**Supplied records**
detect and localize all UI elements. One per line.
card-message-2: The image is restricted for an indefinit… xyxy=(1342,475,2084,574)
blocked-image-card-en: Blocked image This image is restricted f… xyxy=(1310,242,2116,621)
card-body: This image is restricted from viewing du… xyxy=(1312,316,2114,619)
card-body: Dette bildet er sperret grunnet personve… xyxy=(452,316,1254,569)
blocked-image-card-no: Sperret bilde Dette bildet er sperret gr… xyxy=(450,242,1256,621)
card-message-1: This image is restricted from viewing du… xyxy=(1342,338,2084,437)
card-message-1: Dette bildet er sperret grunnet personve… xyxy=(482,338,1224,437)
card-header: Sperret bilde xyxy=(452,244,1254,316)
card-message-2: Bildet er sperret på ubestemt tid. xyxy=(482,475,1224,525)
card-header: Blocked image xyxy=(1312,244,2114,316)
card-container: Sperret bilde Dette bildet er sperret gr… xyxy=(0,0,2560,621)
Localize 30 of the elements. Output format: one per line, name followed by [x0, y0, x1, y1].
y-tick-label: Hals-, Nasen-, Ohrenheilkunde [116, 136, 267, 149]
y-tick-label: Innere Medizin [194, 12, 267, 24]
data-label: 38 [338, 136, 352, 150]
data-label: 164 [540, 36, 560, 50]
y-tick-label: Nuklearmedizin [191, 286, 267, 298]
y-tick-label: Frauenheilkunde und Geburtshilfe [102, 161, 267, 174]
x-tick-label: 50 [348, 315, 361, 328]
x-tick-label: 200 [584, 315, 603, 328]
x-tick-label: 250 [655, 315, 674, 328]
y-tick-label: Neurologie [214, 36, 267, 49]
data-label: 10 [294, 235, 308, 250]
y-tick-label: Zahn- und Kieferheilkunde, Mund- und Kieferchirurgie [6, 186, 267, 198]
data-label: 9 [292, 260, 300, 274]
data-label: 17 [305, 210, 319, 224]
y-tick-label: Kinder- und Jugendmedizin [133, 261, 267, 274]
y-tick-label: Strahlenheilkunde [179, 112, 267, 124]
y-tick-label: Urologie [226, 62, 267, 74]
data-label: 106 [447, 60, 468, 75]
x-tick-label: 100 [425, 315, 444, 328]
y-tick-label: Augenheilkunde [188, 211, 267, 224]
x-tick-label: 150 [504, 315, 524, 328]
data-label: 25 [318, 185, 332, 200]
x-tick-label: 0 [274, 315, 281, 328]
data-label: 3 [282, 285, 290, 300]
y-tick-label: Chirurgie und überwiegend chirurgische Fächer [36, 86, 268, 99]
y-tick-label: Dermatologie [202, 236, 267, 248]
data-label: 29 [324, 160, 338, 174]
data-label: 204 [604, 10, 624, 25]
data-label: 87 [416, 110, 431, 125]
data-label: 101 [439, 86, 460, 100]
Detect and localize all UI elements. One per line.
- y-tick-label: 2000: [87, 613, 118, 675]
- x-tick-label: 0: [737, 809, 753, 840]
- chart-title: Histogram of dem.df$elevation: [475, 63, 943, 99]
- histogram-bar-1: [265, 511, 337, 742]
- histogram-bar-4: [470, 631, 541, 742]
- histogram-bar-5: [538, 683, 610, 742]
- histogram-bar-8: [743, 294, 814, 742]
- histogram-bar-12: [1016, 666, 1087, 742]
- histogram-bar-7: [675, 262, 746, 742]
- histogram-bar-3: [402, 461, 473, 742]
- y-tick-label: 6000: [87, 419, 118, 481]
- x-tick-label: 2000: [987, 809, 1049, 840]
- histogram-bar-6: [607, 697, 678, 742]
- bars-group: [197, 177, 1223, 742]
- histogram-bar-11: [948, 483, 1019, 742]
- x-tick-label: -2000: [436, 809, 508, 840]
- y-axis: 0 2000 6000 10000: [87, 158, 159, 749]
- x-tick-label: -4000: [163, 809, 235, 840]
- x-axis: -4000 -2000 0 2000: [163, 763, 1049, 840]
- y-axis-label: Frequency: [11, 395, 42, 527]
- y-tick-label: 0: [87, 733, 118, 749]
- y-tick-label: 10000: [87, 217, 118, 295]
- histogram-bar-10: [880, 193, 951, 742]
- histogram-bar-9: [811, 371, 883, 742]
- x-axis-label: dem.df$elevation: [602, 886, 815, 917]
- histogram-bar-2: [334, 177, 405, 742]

**Requirements**
Print every line of the records above again, character for character and in the same order, without changing anything.

**Written solution**
detect and localize all UI elements. One per line.
card-message-2: The image is restricted for an indefinit… xyxy=(1342,475,2084,574)
blocked-image-card-en: Blocked image This image is restricted f… xyxy=(1310,242,2116,621)
card-body: This image is restricted from viewing du… xyxy=(1312,316,2114,619)
card-body: Dette bildet er sperret grunnet personve… xyxy=(452,316,1254,569)
blocked-image-card-no: Sperret bilde Dette bildet er sperret gr… xyxy=(450,242,1256,621)
card-message-1: This image is restricted from viewing du… xyxy=(1342,338,2084,437)
card-message-1: Dette bildet er sperret grunnet personve… xyxy=(482,338,1224,437)
card-header: Sperret bilde xyxy=(452,244,1254,316)
card-message-2: Bildet er sperret på ubestemt tid. xyxy=(482,475,1224,525)
card-header: Blocked image xyxy=(1312,244,2114,316)
card-container: Sperret bilde Dette bildet er sperret gr… xyxy=(0,0,2560,621)
Localize 30 of the elements. Output format: one per line, name followed by [x0, y0, x1, y1].
y-tick-label: Hals-, Nasen-, Ohrenheilkunde [116, 136, 267, 149]
y-tick-label: Innere Medizin [194, 12, 267, 24]
data-label: 38 [338, 136, 352, 150]
data-label: 164 [540, 36, 560, 50]
y-tick-label: Nuklearmedizin [191, 286, 267, 298]
y-tick-label: Frauenheilkunde und Geburtshilfe [102, 161, 267, 174]
x-tick-label: 50 [348, 315, 361, 328]
x-tick-label: 200 [584, 315, 603, 328]
x-tick-label: 250 [655, 315, 674, 328]
y-tick-label: Neurologie [214, 36, 267, 49]
data-label: 10 [294, 235, 308, 250]
y-tick-label: Zahn- und Kieferheilkunde, Mund- und Kieferchirurgie [6, 186, 267, 198]
data-label: 9 [292, 260, 300, 274]
data-label: 17 [305, 210, 319, 224]
y-tick-label: Kinder- und Jugendmedizin [133, 261, 267, 274]
y-tick-label: Strahlenheilkunde [179, 112, 267, 124]
y-tick-label: Urologie [226, 62, 267, 74]
data-label: 106 [447, 60, 468, 75]
x-tick-label: 100 [425, 315, 444, 328]
y-tick-label: Augenheilkunde [188, 211, 267, 224]
x-tick-label: 150 [504, 315, 524, 328]
data-label: 25 [318, 185, 332, 200]
x-tick-label: 0 [274, 315, 281, 328]
data-label: 3 [282, 285, 290, 300]
y-tick-label: Chirurgie und überwiegend chirurgische Fächer [36, 86, 268, 99]
y-tick-label: Dermatologie [202, 236, 267, 248]
data-label: 29 [324, 160, 338, 174]
data-label: 204 [604, 10, 624, 25]
data-label: 87 [416, 110, 431, 125]
data-label: 101 [439, 86, 460, 100]
Detect and localize all UI elements. One per line.
- y-tick-label: 2000: [87, 613, 118, 675]
- x-tick-label: 0: [737, 809, 753, 840]
- chart-title: Histogram of dem.df$elevation: [475, 63, 943, 99]
- histogram-bar-1: [265, 511, 337, 742]
- histogram-bar-4: [470, 631, 541, 742]
- histogram-bar-5: [538, 683, 610, 742]
- histogram-bar-8: [743, 294, 814, 742]
- histogram-bar-12: [1016, 666, 1087, 742]
- histogram-bar-7: [675, 262, 746, 742]
- histogram-bar-3: [402, 461, 473, 742]
- y-tick-label: 6000: [87, 419, 118, 481]
- x-tick-label: 2000: [987, 809, 1049, 840]
- histogram-bar-6: [607, 697, 678, 742]
- bars-group: [197, 177, 1223, 742]
- histogram-bar-11: [948, 483, 1019, 742]
- x-tick-label: -2000: [436, 809, 508, 840]
- y-axis: 0 2000 6000 10000: [87, 158, 159, 749]
- x-tick-label: -4000: [163, 809, 235, 840]
- x-axis: -4000 -2000 0 2000: [163, 763, 1049, 840]
- y-axis-label: Frequency: [11, 395, 42, 527]
- y-tick-label: 0: [87, 733, 118, 749]
- y-tick-label: 10000: [87, 217, 118, 295]
- histogram-bar-10: [880, 193, 951, 742]
- histogram-bar-9: [811, 371, 883, 742]
- x-axis-label: dem.df$elevation: [602, 886, 815, 917]
- histogram-bar-2: [334, 177, 405, 742]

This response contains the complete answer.